● EXERCISE INSTRUCTIONS
From the listing below, return each line that includes "receipts".
** begin RECORDS SHOWN **
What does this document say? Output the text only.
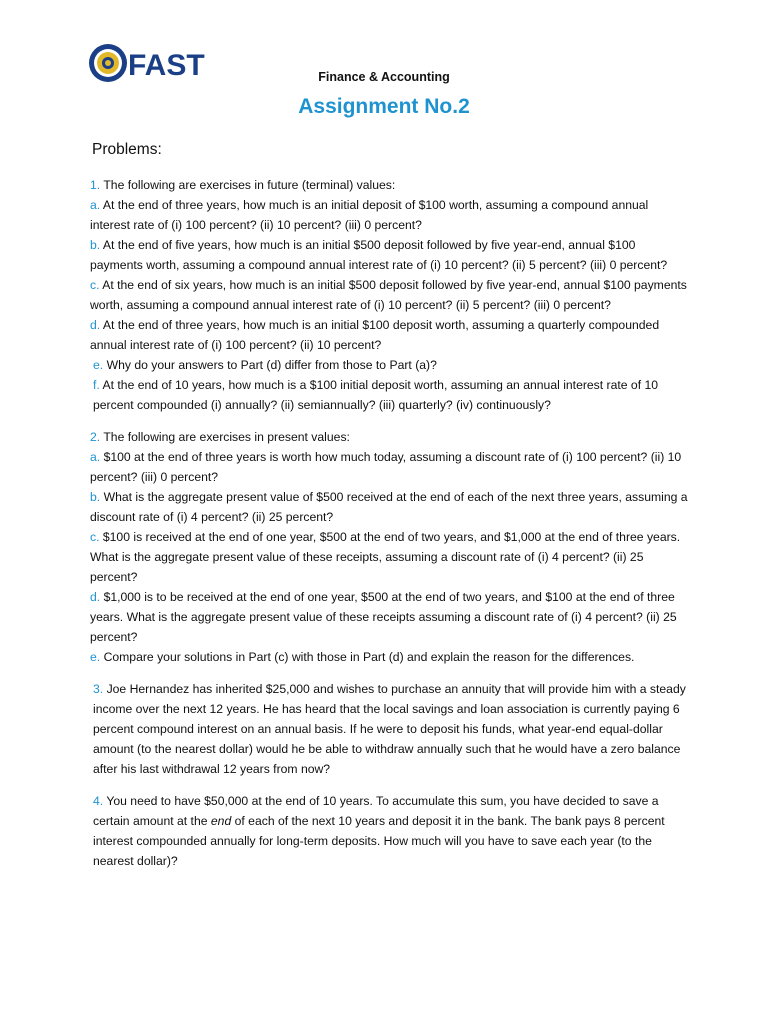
FAST	Finance & Accounting
Assignment No.2
Problems:

1. The following are exercises in future (terminal) values:

a. At the end of three years, how much is an initial deposit of $100 worth, assuming a compound annual interest rate of (i) 100 percent? (ii) 10 percent? (iii) 0 percent?

b. At the end of five years, how much is an initial $500 deposit followed by five year-end, annual $100 payments worth, assuming a compound annual interest rate of (i) 10 percent? (ii) 5 percent? (iii) 0 percent?

c. At the end of six years, how much is an initial $500 deposit followed by five year-end, annual $100 payments worth, assuming a compound annual interest rate of (i) 10 percent? (ii) 5 percent? (iii) 0 percent?

d. At the end of three years, how much is an initial $100 deposit worth, assuming a quarterly compounded annual interest rate of (i) 100 percent? (ii) 10 percent?

e. Why do your answers to Part (d) differ from those to Part (a)?

f. At the end of 10 years, how much is a $100 initial deposit worth, assuming an annual interest rate of 10 percent compounded (i) annually? (ii) semiannually? (iii) quarterly? (iv) continuously?

2. The following are exercises in present values:

a. $100 at the end of three years is worth how much today, assuming a discount rate of (i) 100 percent? (ii) 10 percent? (iii) 0 percent?

b. What is the aggregate present value of $500 received at the end of each of the next three years, assuming a discount rate of (i) 4 percent? (ii) 25 percent?

c. $100 is received at the end of one year, $500 at the end of two years, and $1,000 at the end of three years. What is the aggregate present value of these receipts, assuming a discount rate of (i) 4 percent? (ii) 25 percent?

d. $1,000 is to be received at the end of one year, $500 at the end of two years, and $100 at the end of three years. What is the aggregate present value of these receipts assuming a discount rate of (i) 4 percent? (ii) 25 percent?

e. Compare your solutions in Part (c) with those in Part (d) and explain the reason for the differences.

3. Joe Hernandez has inherited $25,000 and wishes to purchase an annuity that will provide him with a steady income over the next 12 years. He has heard that the local savings and loan association is currently paying 6 percent compound interest on an annual basis. If he were to deposit his funds, what year-end equal-dollar amount (to the nearest dollar) would he be able to withdraw annually such that he would have a zero balance after his last withdrawal 12 years from now?

4. You need to have $50,000 at the end of 10 years. To accumulate this sum, you have decided to save a certain amount at the end of each of the next 10 years and deposit it in the bank. The bank pays 8 percent interest compounded annually for long-term deposits. How much will you have to save each year (to the nearest dollar)?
** end RECORDS SHOWN **
● IN RESPONSE
c. $100 is received at the end of one year, $500 at the end of two years, and $1,000 at the end of three years. What is the aggregate present value of these receipts, assuming a discount rate of (i) 4 percent? (ii) 25 percent?
d. $1,000 is to be received at the end of one year, $500 at the end of two years, and $100 at the end of three years. What is the aggregate present value of these receipts assuming a discount rate of (i) 4 percent? (ii) 25 percent?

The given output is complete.